- Exercise
Reproduce the records from "button[interactable]: v [183, 426, 207, 451]" down to "staticText: z [120, 431, 126, 447]", swapping "Flea market" for "Garage sale" and leaving everything else in those lines as it is.

- Supplied data

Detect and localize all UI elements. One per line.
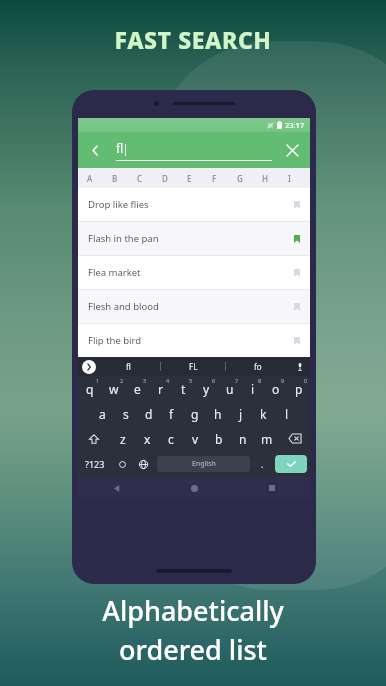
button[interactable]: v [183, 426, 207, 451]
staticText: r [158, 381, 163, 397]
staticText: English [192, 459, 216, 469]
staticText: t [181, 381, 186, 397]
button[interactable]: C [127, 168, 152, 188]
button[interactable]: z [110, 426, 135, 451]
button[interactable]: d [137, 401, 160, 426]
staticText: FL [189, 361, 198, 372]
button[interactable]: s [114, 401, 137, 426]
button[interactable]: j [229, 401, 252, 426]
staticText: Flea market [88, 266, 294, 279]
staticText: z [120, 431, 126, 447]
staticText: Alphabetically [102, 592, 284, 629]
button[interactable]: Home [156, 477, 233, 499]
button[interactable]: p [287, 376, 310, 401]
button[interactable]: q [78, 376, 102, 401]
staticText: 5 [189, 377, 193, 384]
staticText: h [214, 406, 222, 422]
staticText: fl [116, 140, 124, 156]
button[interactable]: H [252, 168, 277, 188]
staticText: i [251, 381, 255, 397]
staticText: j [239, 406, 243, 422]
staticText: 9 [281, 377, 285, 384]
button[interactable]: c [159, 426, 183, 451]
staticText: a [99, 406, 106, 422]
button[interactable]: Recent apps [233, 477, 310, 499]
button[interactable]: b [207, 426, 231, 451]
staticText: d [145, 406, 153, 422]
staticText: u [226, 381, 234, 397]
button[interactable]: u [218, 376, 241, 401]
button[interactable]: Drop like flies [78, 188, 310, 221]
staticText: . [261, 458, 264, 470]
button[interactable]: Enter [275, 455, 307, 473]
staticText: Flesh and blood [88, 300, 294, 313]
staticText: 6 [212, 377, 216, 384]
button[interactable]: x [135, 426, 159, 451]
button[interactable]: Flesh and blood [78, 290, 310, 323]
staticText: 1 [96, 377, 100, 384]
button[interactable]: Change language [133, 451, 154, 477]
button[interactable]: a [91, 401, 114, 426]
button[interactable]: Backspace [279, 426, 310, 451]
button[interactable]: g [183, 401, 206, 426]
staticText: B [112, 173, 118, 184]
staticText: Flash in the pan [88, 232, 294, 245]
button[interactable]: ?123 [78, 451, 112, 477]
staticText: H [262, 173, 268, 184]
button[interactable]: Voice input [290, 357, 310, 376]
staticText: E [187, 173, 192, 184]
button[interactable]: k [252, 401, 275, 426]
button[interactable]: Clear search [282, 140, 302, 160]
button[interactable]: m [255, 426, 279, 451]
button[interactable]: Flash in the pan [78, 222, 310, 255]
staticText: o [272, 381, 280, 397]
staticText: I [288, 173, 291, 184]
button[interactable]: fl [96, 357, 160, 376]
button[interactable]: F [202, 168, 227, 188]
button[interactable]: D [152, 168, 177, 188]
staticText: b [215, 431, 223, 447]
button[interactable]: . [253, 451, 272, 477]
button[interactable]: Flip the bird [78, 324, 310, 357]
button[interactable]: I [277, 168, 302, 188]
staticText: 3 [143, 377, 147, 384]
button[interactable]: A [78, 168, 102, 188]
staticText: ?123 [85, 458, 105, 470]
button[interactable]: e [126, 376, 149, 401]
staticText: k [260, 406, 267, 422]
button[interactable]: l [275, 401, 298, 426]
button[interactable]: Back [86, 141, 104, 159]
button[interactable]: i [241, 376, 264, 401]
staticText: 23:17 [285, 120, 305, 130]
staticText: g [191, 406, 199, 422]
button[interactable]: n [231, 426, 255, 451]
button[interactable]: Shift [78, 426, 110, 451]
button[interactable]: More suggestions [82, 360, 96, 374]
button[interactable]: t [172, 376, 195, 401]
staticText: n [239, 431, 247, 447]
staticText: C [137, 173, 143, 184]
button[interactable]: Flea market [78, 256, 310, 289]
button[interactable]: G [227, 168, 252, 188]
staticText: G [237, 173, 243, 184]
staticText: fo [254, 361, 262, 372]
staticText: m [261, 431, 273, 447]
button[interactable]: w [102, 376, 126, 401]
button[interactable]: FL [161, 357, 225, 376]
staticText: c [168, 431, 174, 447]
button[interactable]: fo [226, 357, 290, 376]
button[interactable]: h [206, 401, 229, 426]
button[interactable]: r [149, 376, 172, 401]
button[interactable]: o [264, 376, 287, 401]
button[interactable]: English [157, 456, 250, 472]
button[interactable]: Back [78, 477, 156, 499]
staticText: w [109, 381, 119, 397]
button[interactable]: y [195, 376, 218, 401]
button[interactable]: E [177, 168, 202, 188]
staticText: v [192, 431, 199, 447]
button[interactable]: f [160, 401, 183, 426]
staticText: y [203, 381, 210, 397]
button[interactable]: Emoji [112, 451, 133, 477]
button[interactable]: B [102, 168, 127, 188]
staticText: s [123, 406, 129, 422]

- Task answer
button[interactable]: v [183, 426, 207, 451]
staticText: r [158, 381, 163, 397]
staticText: English [192, 459, 216, 469]
staticText: t [181, 381, 186, 397]
button[interactable]: C [127, 168, 152, 188]
button[interactable]: z [110, 426, 135, 451]
button[interactable]: d [137, 401, 160, 426]
staticText: FL [189, 361, 198, 372]
button[interactable]: s [114, 401, 137, 426]
button[interactable]: j [229, 401, 252, 426]
staticText: Garage sale [88, 266, 294, 279]
staticText: z [120, 431, 126, 447]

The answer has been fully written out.